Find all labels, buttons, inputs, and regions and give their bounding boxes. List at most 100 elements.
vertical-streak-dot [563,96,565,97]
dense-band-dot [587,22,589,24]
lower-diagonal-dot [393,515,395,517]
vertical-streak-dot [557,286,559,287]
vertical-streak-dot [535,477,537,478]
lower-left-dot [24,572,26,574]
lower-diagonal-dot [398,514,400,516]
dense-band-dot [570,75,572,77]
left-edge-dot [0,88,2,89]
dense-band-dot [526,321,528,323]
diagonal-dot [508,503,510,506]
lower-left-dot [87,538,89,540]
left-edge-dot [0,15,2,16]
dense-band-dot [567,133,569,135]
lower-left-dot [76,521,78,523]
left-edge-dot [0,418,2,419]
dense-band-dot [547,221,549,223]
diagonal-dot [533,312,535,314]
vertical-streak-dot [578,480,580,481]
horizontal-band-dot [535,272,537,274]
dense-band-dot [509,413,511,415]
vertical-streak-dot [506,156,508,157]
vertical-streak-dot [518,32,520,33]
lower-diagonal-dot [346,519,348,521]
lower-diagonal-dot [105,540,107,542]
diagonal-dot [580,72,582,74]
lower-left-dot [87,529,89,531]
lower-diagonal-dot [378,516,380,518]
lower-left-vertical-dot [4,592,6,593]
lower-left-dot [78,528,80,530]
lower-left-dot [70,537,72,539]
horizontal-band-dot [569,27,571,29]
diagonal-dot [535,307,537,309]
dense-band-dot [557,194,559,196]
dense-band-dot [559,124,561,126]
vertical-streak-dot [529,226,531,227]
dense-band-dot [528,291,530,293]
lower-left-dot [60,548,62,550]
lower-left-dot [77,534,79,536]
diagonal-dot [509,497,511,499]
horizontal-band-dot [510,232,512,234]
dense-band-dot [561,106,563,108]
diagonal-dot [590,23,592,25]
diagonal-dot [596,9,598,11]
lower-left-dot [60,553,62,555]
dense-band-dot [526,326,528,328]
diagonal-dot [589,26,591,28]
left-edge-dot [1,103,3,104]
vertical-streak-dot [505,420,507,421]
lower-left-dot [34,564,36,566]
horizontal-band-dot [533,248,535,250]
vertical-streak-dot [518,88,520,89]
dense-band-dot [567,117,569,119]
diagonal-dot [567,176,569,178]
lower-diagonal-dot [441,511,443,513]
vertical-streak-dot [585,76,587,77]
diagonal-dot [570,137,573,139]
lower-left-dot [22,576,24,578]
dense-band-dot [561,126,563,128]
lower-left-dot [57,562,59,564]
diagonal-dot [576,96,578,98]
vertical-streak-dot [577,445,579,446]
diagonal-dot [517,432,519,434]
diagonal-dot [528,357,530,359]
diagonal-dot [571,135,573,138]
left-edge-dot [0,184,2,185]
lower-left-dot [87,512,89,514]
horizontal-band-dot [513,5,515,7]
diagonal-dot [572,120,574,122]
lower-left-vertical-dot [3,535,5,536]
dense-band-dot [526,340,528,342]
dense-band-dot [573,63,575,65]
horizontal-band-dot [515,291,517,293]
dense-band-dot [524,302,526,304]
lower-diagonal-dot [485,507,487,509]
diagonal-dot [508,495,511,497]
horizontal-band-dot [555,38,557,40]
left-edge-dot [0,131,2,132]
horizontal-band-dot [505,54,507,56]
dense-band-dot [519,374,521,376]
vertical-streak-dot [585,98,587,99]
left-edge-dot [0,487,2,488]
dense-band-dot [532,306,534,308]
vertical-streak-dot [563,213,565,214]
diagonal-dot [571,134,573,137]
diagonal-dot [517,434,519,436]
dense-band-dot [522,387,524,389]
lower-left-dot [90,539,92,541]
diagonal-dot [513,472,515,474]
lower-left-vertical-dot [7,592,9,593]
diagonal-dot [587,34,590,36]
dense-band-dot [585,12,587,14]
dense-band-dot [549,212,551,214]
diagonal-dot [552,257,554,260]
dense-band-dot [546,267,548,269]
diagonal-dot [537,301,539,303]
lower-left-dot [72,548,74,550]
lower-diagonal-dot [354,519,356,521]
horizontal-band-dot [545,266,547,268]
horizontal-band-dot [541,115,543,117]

--- --- ---

**What the task asks**. Copy out every line of the records above with no changes.

**Answer to this problem**.
Find all labels, buttons, inputs, and regions and give their bounding boxes. List at most 100 elements.
vertical-streak-dot [563,96,565,97]
dense-band-dot [587,22,589,24]
lower-diagonal-dot [393,515,395,517]
vertical-streak-dot [557,286,559,287]
vertical-streak-dot [535,477,537,478]
lower-left-dot [24,572,26,574]
lower-diagonal-dot [398,514,400,516]
dense-band-dot [570,75,572,77]
left-edge-dot [0,88,2,89]
dense-band-dot [526,321,528,323]
diagonal-dot [508,503,510,506]
lower-left-dot [87,538,89,540]
left-edge-dot [0,15,2,16]
dense-band-dot [567,133,569,135]
lower-left-dot [76,521,78,523]
left-edge-dot [0,418,2,419]
dense-band-dot [547,221,549,223]
diagonal-dot [533,312,535,314]
vertical-streak-dot [578,480,580,481]
horizontal-band-dot [535,272,537,274]
dense-band-dot [509,413,511,415]
vertical-streak-dot [506,156,508,157]
vertical-streak-dot [518,32,520,33]
lower-diagonal-dot [346,519,348,521]
lower-diagonal-dot [105,540,107,542]
diagonal-dot [580,72,582,74]
lower-left-dot [87,529,89,531]
lower-diagonal-dot [378,516,380,518]
lower-left-vertical-dot [4,592,6,593]
lower-left-dot [78,528,80,530]
lower-left-dot [70,537,72,539]
horizontal-band-dot [569,27,571,29]
diagonal-dot [535,307,537,309]
dense-band-dot [557,194,559,196]
dense-band-dot [559,124,561,126]
vertical-streak-dot [529,226,531,227]
dense-band-dot [528,291,530,293]
lower-left-dot [60,548,62,550]
lower-left-dot [77,534,79,536]
diagonal-dot [509,497,511,499]
horizontal-band-dot [510,232,512,234]
dense-band-dot [561,106,563,108]
diagonal-dot [590,23,592,25]
diagonal-dot [596,9,598,11]
lower-left-dot [60,553,62,555]
dense-band-dot [526,326,528,328]
diagonal-dot [589,26,591,28]
left-edge-dot [1,103,3,104]
vertical-streak-dot [505,420,507,421]
lower-left-dot [34,564,36,566]
horizontal-band-dot [533,248,535,250]
vertical-streak-dot [518,88,520,89]
dense-band-dot [567,117,569,119]
diagonal-dot [567,176,569,178]
lower-diagonal-dot [441,511,443,513]
vertical-streak-dot [585,76,587,77]
diagonal-dot [570,137,573,139]
lower-left-dot [22,576,24,578]
dense-band-dot [561,126,563,128]
lower-left-dot [57,562,59,564]
diagonal-dot [576,96,578,98]
vertical-streak-dot [577,445,579,446]
diagonal-dot [517,432,519,434]
diagonal-dot [528,357,530,359]
diagonal-dot [571,135,573,138]
left-edge-dot [0,184,2,185]
lower-left-dot [87,512,89,514]
horizontal-band-dot [513,5,515,7]
diagonal-dot [572,120,574,122]
lower-left-vertical-dot [3,535,5,536]
dense-band-dot [526,340,528,342]
dense-band-dot [573,63,575,65]
horizontal-band-dot [515,291,517,293]
dense-band-dot [524,302,526,304]
lower-diagonal-dot [485,507,487,509]
diagonal-dot [508,495,511,497]
horizontal-band-dot [555,38,557,40]
left-edge-dot [0,131,2,132]
horizontal-band-dot [505,54,507,56]
dense-band-dot [519,374,521,376]
vertical-streak-dot [585,98,587,99]
left-edge-dot [0,487,2,488]
dense-band-dot [532,306,534,308]
vertical-streak-dot [563,213,565,214]
diagonal-dot [571,134,573,137]
diagonal-dot [517,434,519,436]
dense-band-dot [522,387,524,389]
lower-left-dot [90,539,92,541]
diagonal-dot [513,472,515,474]
lower-left-vertical-dot [7,592,9,593]
diagonal-dot [587,34,590,36]
dense-band-dot [585,12,587,14]
dense-band-dot [549,212,551,214]
diagonal-dot [552,257,554,260]
dense-band-dot [546,267,548,269]
diagonal-dot [537,301,539,303]
lower-left-dot [72,548,74,550]
lower-diagonal-dot [354,519,356,521]
horizontal-band-dot [545,266,547,268]
horizontal-band-dot [541,115,543,117]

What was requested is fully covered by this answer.